--- Begin ---

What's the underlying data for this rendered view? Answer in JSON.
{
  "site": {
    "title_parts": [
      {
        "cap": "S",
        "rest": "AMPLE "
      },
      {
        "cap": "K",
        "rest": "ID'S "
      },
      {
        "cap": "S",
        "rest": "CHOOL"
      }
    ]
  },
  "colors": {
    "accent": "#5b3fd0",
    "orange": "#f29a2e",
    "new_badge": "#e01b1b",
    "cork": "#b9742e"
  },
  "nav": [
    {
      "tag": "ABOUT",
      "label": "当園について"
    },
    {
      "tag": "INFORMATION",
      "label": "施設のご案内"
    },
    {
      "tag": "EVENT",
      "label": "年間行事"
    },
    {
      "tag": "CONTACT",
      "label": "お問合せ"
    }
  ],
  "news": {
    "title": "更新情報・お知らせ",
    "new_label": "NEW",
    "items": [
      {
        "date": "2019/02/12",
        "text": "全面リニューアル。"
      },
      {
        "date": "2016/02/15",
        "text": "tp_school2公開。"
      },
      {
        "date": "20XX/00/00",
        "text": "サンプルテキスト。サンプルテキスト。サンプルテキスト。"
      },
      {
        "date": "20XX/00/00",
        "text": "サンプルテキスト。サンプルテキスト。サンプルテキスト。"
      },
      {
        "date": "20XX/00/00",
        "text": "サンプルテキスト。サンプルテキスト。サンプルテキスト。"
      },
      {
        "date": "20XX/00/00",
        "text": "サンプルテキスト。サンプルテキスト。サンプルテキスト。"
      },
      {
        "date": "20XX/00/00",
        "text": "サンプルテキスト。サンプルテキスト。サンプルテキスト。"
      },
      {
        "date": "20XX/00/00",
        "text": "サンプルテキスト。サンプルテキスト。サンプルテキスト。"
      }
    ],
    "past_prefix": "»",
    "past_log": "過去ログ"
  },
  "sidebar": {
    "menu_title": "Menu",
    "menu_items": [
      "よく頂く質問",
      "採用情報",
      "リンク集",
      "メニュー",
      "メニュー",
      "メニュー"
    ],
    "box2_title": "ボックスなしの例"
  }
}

--- End ---
--- Begin ---

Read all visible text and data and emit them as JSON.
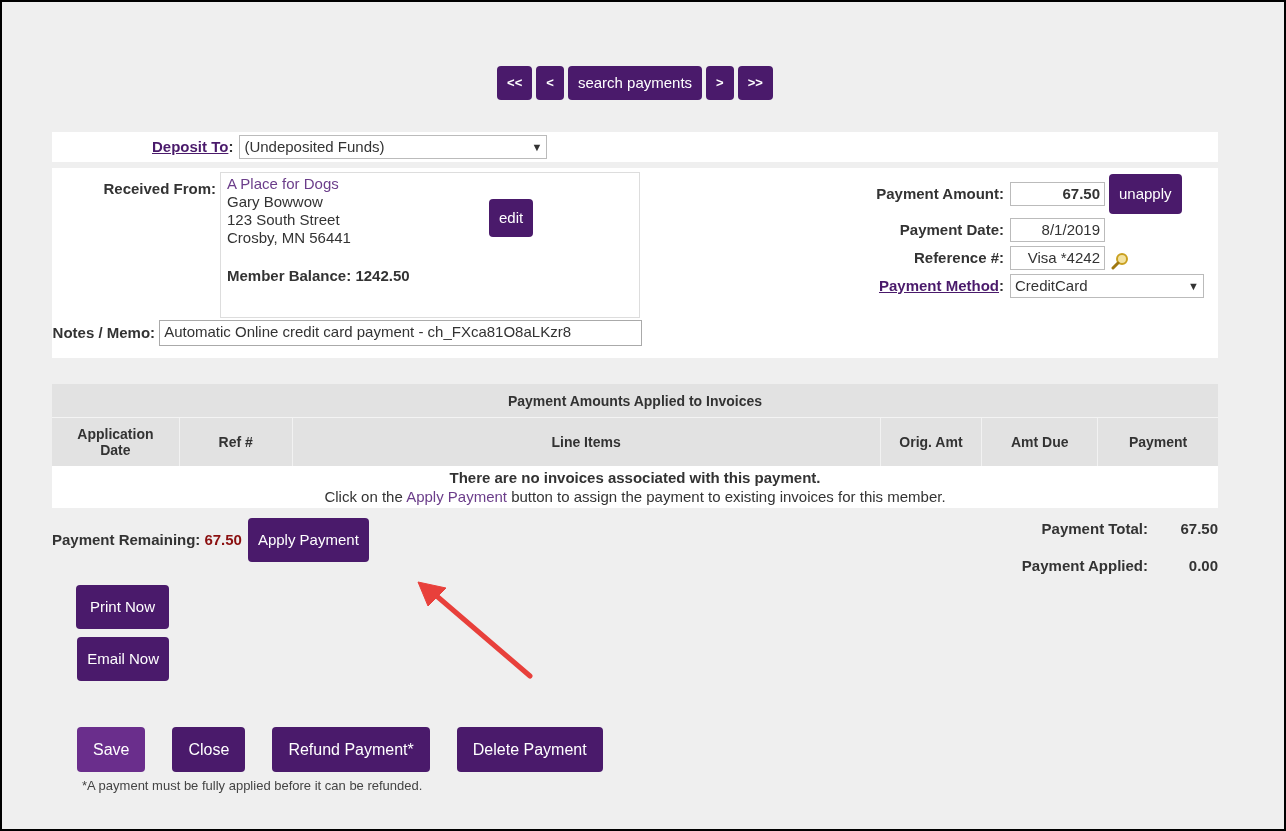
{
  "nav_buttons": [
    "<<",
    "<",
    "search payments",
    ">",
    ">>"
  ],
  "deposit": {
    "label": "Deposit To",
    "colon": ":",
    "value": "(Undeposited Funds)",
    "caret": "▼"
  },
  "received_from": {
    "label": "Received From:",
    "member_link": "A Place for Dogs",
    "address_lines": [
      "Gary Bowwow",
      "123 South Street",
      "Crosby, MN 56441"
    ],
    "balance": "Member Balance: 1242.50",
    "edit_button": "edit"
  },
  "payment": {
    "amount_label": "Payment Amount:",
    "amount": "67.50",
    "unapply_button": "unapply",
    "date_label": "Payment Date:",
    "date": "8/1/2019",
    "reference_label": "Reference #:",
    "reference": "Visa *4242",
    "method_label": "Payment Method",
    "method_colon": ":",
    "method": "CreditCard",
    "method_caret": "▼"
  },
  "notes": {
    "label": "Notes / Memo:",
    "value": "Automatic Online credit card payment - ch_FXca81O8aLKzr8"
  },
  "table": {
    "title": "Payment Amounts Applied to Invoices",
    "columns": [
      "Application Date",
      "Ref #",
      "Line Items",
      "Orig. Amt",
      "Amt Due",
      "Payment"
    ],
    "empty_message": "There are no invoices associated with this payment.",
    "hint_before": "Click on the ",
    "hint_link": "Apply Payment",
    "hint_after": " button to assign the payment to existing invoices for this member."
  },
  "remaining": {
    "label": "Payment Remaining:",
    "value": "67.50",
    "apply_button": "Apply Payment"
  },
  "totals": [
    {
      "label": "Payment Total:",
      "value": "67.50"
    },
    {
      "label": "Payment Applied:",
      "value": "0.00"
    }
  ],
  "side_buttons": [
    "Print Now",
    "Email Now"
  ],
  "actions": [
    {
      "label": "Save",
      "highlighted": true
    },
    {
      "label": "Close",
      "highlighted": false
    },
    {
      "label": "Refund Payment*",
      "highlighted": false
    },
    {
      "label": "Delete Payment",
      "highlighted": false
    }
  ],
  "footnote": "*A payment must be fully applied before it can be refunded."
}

--- End ---

▶ **THE REQUEST**
Among the entries above, how many lines include the word "value"? Give the number with no comment.

▶ **FULL ANSWER**
5